RECORDS FOR THE TASK start

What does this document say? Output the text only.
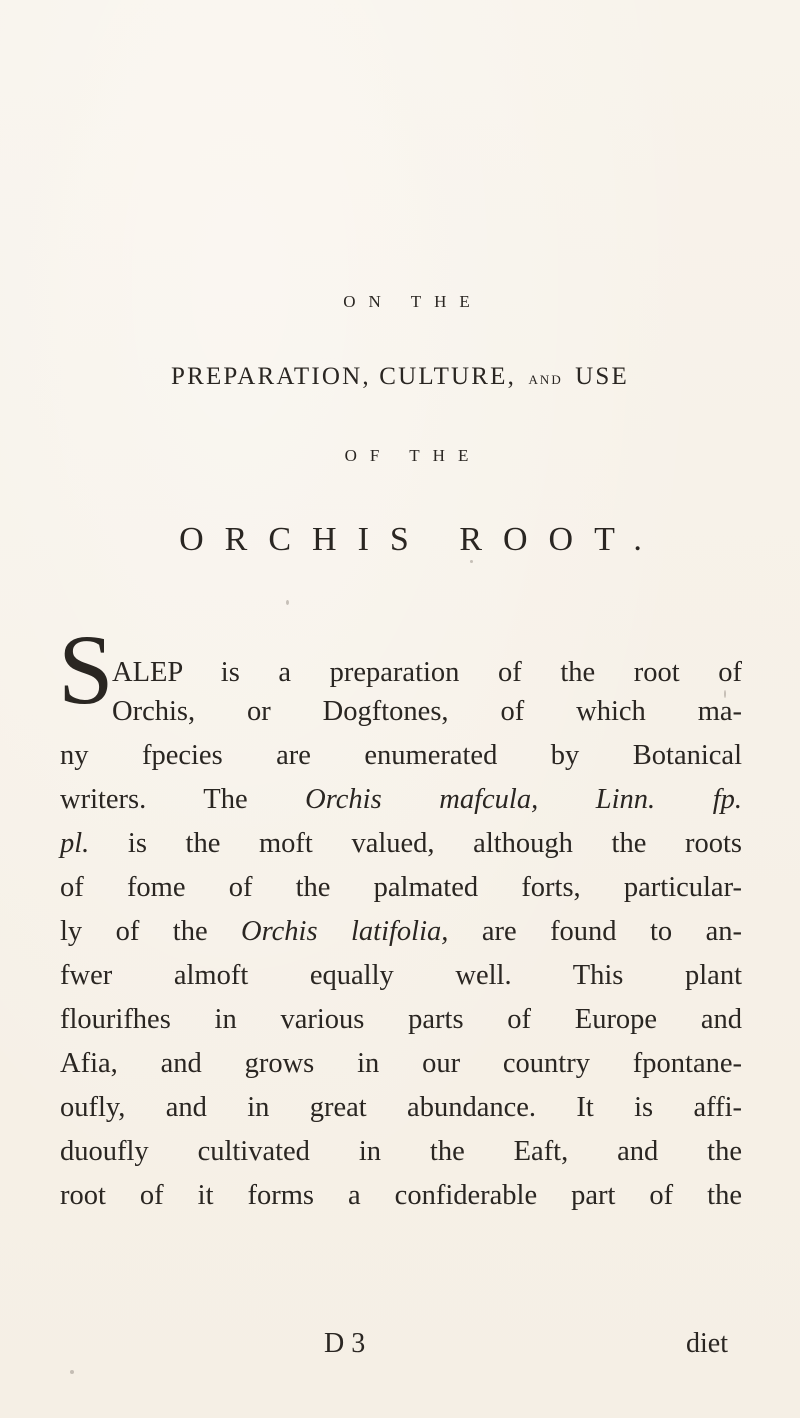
ON THE
PREPARATION, CULTURE, AND USE
OF THE
ORCHIS ROOT.
S
ALEP is a preparation of the root of
Orchis, or Dogftones, of which ma-
ny fpecies are enumerated by Botanical
writers. The Orchis mafcula, Linn. fp.
pl. is the moft valued, although the roots
of fome of the palmated forts, particular-
ly of the Orchis latifolia, are found to an-
fwer almoft equally well. This plant
flourifhes in various parts of Europe and
Afia, and grows in our country fpontane-
oufly, and in great abundance. It is affi-
duoufly cultivated in the Eaft, and the
root of it forms a confiderable part of the
D 3	diet
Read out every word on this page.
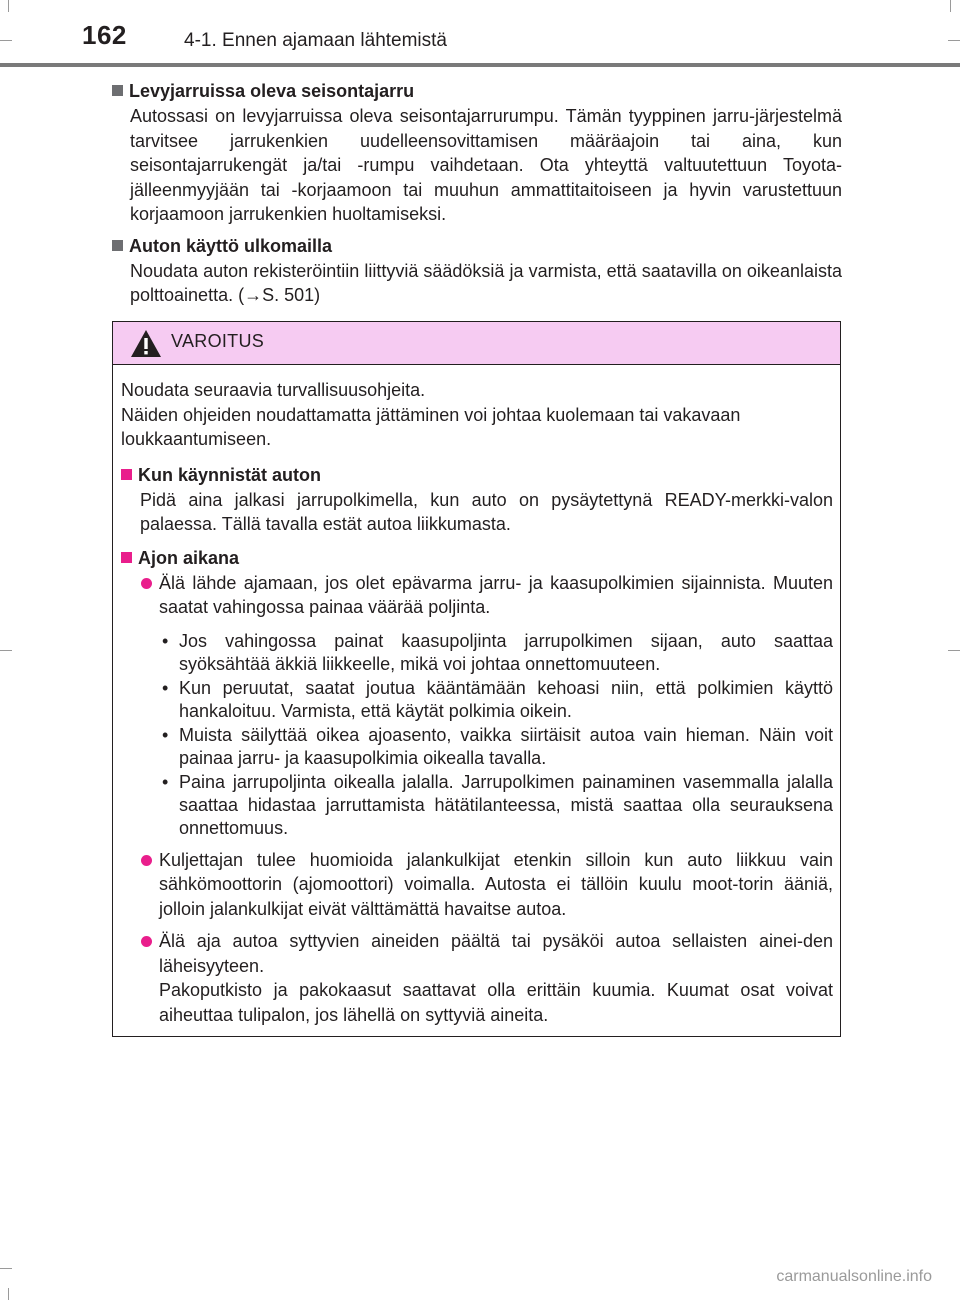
162	4-1. Ennen ajamaan lähtemistä

Levyjarruissa oleva seisontajarru

Autossasi on levyjarruissa oleva seisontajarrurumpu. Tämän tyyppinen jarru-järjestelmä tarvitsee jarrukenkien uudelleensovittamisen määräajoin tai aina, kun seisontajarrukengät ja/tai -rumpu vaihdetaan. Ota yhteyttä valtuutettuun Toyota-jälleenmyyjään tai -korjaamoon tai muuhun ammattitaitoiseen ja hyvin varustettuun korjaamoon jarrukenkien huoltamiseksi.

Auton käyttö ulkomailla

Noudata auton rekisteröintiin liittyviä säädöksiä ja varmista, että saatavilla on oikeanlaista polttoainetta. (→S. 501)

VAROITUS

Noudata seuraavia turvallisuusohjeita.
Näiden ohjeiden noudattamatta jättäminen voi johtaa kuolemaan tai vakavaan loukkaantumiseen.

Kun käynnistät auton

Pidä aina jalkasi jarrupolkimella, kun auto on pysäytettynä READY-merkki-valon palaessa. Tällä tavalla estät autoa liikkumasta.

Ajon aikana

Älä lähde ajamaan, jos olet epävarma jarru- ja kaasupolkimien sijainnista. Muuten saatat vahingossa painaa väärää poljinta.

• Jos vahingossa painat kaasupoljinta jarrupolkimen sijaan, auto saattaa syöksähtää äkkiä liikkeelle, mikä voi johtaa onnettomuuteen.
• Kun peruutat, saatat joutua kääntämään kehoasi niin, että polkimien käyttö hankaloituu. Varmista, että käytät polkimia oikein.
• Muista säilyttää oikea ajoasento, vaikka siirtäisit autoa vain hieman. Näin voit painaa jarru- ja kaasupolkimia oikealla tavalla.
• Paina jarrupoljinta oikealla jalalla. Jarrupolkimen painaminen vasemmalla jalalla saattaa hidastaa jarruttamista hätätilanteessa, mistä saattaa olla seurauksena onnettomuus.

Kuljettajan tulee huomioida jalankulkijat etenkin silloin kun auto liikkuu vain sähkömoottorin (ajomoottori) voimalla. Autosta ei tällöin kuulu moot-torin ääniä, jolloin jalankulkijat eivät välttämättä havaitse autoa.

Älä aja autoa syttyvien aineiden päältä tai pysäköi autoa sellaisten ainei-den läheisyyteen.

Pakoputkisto ja pakokaasut saattavat olla erittäin kuumia. Kuumat osat voivat aiheuttaa tulipalon, jos lähellä on syttyviä aineita.

carmanualsonline.info
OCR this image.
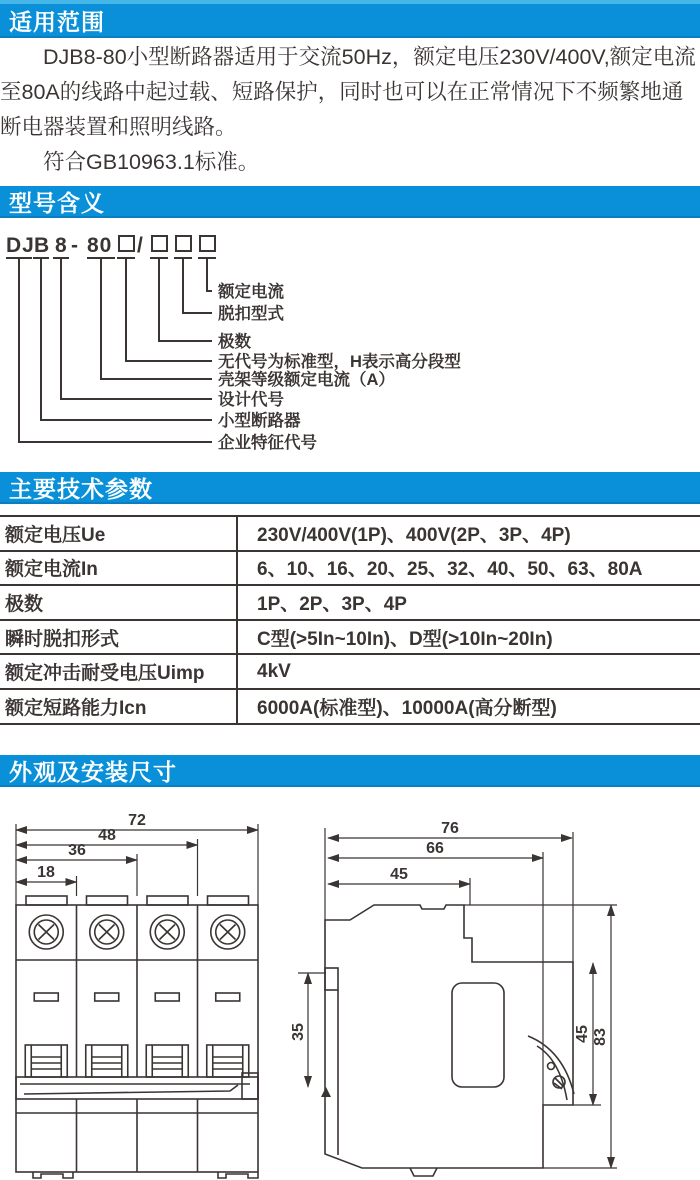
适用范围

DJB8-80小型断路器适用于交流50Hz，额定电压230V/400V,额定电流至80A的线路中起过载、短路保护，同时也可以在正常情况下不频繁地通断电器装置和照明线路。

符合GB10963.1标准。

型号含义
DJ B 8 - 80 /
额定电流
脱扣型式
极数
无代号为标准型，H表示高分段型
壳架等级额定电流（A）
设计代号
小型断路器
企业特征代号
主要技术参数
额定电压Ue	230V/400V(1P)、400V(2P、3P、4P)
额定电流In	6、10、16、20、25、32、40、50、63、80A
极数	1P、2P、3P、4P
瞬时脱扣形式	C型(>5In~10In)、D型(>10In~20In)
额定冲击耐受电压Uimp	4kV
额定短路能力Icn	6000A(标准型)、10000A(高分断型)
外观及安装尺寸
72
48
36
18
76
66
45
35	45 83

RECORDS FOR THE TASK end

> _TASK REQUIREMENTS_: Go through the records and pull out each line that includes the word "oikealla".

> _REPLY TO THE TASK_:
• Muista säilyttää oikea ajoasento, vaikka siirtäisit autoa vain hieman. Näin voit painaa jarru- ja kaasupolkimia oikealla tavalla.
• Paina jarrupoljinta oikealla jalalla. Jarrupolkimen painaminen vasemmalla jalalla saattaa hidastaa jarruttamista hätätilanteessa, mistä saattaa olla seurauksena onnettomuus.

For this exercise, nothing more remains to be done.